What is required: What lines of the data hold the string "комиссии"? Pull each one out.
-- Begin --
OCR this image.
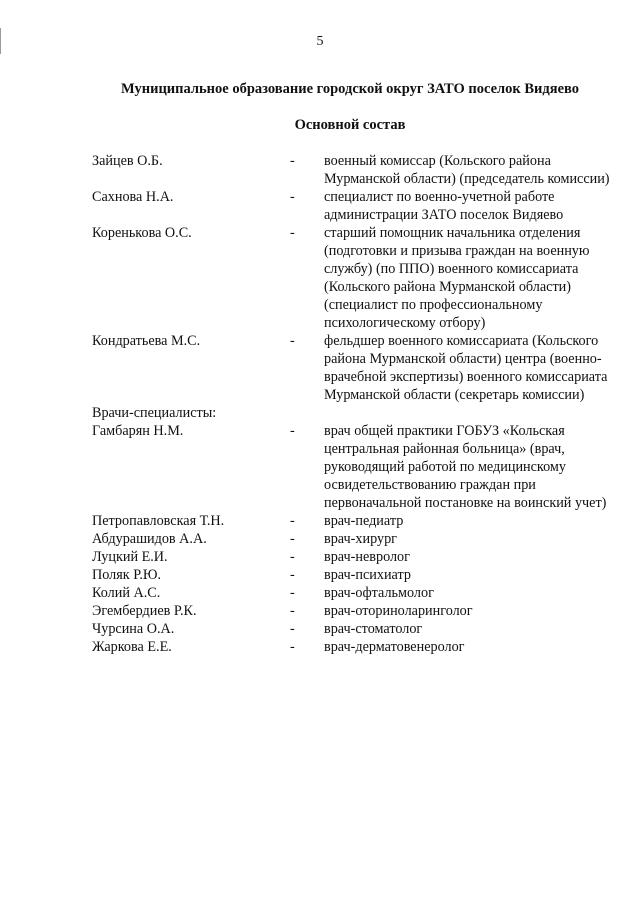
5
Муниципальное образование городской округ ЗАТО поселок Видяево
Основной состав
Зайцев О.Б.	-	военный комиссар (Кольского района Мурманской области) (председатель комиссии)
Сахнова Н.А.	-	специалист по военно-учетной работе администрации ЗАТО поселок Видяево
Коренькова О.С.	-	старший помощник начальника отделения (подготовки и призыва граждан на военную службу) (по ППО) военного комиссариата (Кольского района Мурманской области) (специалист по профессиональному психологическому отбору)
Кондратьева М.С.	-	фельдшер военного комиссариата (Кольского района Мурманской области) центра (военно-врачебной экспертизы) военного комиссариата Мурманской области (секретарь комиссии)
Врачи-специалисты:
Гамбарян Н.М.	-	врач общей практики ГОБУЗ «Кольская центральная районная больница» (врач, руководящий работой по медицинскому освидетельствованию граждан при первоначальной постановке на воинский учет)
Петропавловская Т.Н.	-	врач-педиатр
Абдурашидов А.А.	-	врач-хирург
Луцкий Е.И.	-	врач-невролог
Поляк Р.Ю.	-	врач-психиатр
Колий А.С.	-	врач-офтальмолог
Эгембердиев Р.К.	-	врач-оториноларинголог
Чурсина О.А.	-	врач-стоматолог
Жаркова Е.Е.	-	врач-дерматовенеролог
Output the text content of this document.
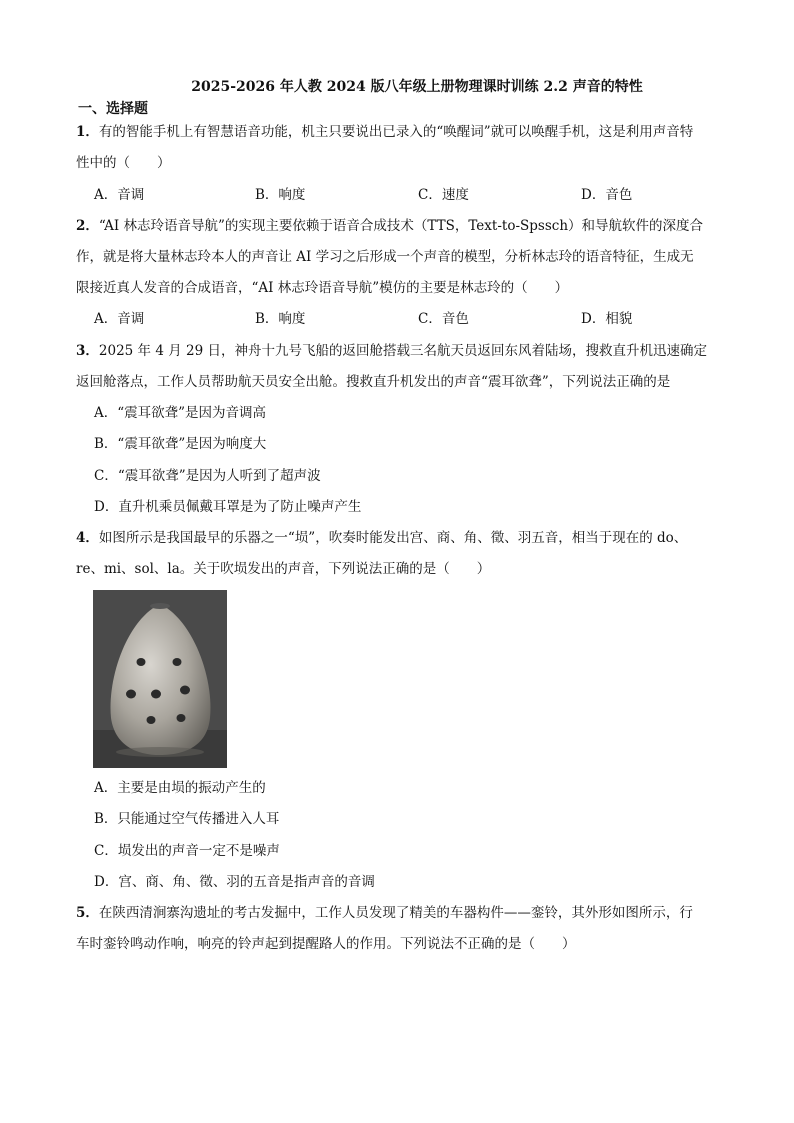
2025-2026 年人教 2024 版八年级上册物理课时训练 2.2 声音的特性
一、选择题
1．有的智能手机上有智慧语音功能，机主只要说出已录入的“唤醒词”就可以唤醒手机，这是利用声音特
性中的（　　）
A．音调	B．响度	C．速度	D．音色
2．“AI 林志玲语音导航”的实现主要依赖于语音合成技术（TTS，Text-to-Spssch）和导航软件的深度合
作，就是将大量林志玲本人的声音让 AI 学习之后形成一个声音的模型，分析林志玲的语音特征，生成无
限接近真人发音的合成语音，“AI 林志玲语音导航”模仿的主要是林志玲的（　　）
A．音调	B．响度	C．音色	D．相貌
3．2025 年 4 月 29 日，神舟十九号飞船的返回舱搭载三名航天员返回东风着陆场，搜救直升机迅速确定
返回舱落点，工作人员帮助航天员安全出舱。搜救直升机发出的声音“震耳欲聋”，下列说法正确的是
A．“震耳欲聋”是因为音调高
B．“震耳欲聋”是因为响度大
C．“震耳欲聋”是因为人听到了超声波
D．直升机乘员佩戴耳罩是为了防止噪声产生
4．如图所示是我国最早的乐器之一“埙”，吹奏时能发出宫、商、角、徵、羽五音，相当于现在的 do、
re、mi、sol、la。关于吹埙发出的声音，下列说法正确的是（　　）
A．主要是由埙的振动产生的
B．只能通过空气传播进入人耳
C．埙发出的声音一定不是噪声
D．宫、商、角、徵、羽的五音是指声音的音调
5．在陕西清涧寨沟遗址的考古发掘中，工作人员发现了精美的车器构件——銮铃，其外形如图所示，行
车时銮铃鸣动作响，响亮的铃声起到提醒路人的作用。下列说法不正确的是（　　）
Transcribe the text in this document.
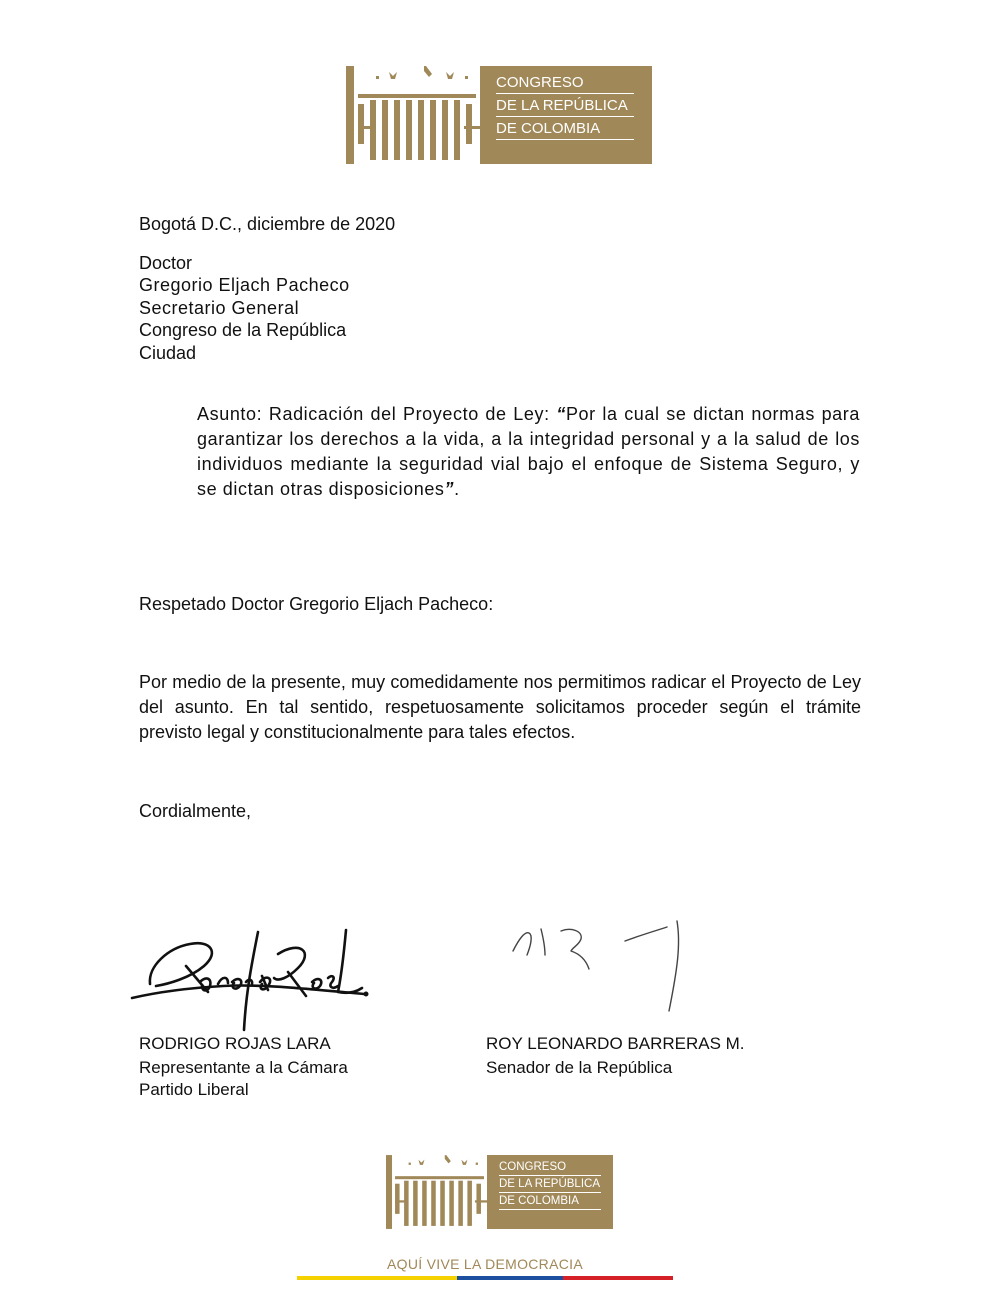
CONGRESO
DE LA REPÚBLICA
DE COLOMBIA
Bogotá D.C., diciembre de 2020
Doctor
Gregorio Eljach Pacheco
Secretario General
Congreso de la República
Ciudad
Asunto: Radicación del Proyecto de Ley: “Por la cual se dictan normas para garantizar los derechos a la vida, a la integridad personal y a la salud de los individuos mediante la seguridad vial bajo el enfoque de Sistema Seguro, y se dictan otras disposiciones”.
Respetado Doctor Gregorio Eljach Pacheco:
Por medio de la presente, muy comedidamente nos permitimos radicar el Proyecto de Ley del asunto. En tal sentido, respetuosamente solicitamos proceder según el trámite previsto legal y constitucionalmente para tales efectos.
Cordialmente,
RODRIGO ROJAS LARA
Representante a la Cámara
Partido Liberal
ROY LEONARDO BARRERAS M.
Senador de la República
CONGRESO
DE LA REPÚBLICA
DE COLOMBIA
AQUÍ VIVE LA DEMOCRACIA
-- End --
Written answer:
Зайцев О.Б.	-	военный комиссар (Кольского района Мурманской области) (председатель комиссии)
Кондратьева М.С.	-	фельдшер военного комиссариата (Кольского района Мурманской области) центра (военно-врачебной экспертизы) военного комиссариата Мурманской области (секретарь комиссии)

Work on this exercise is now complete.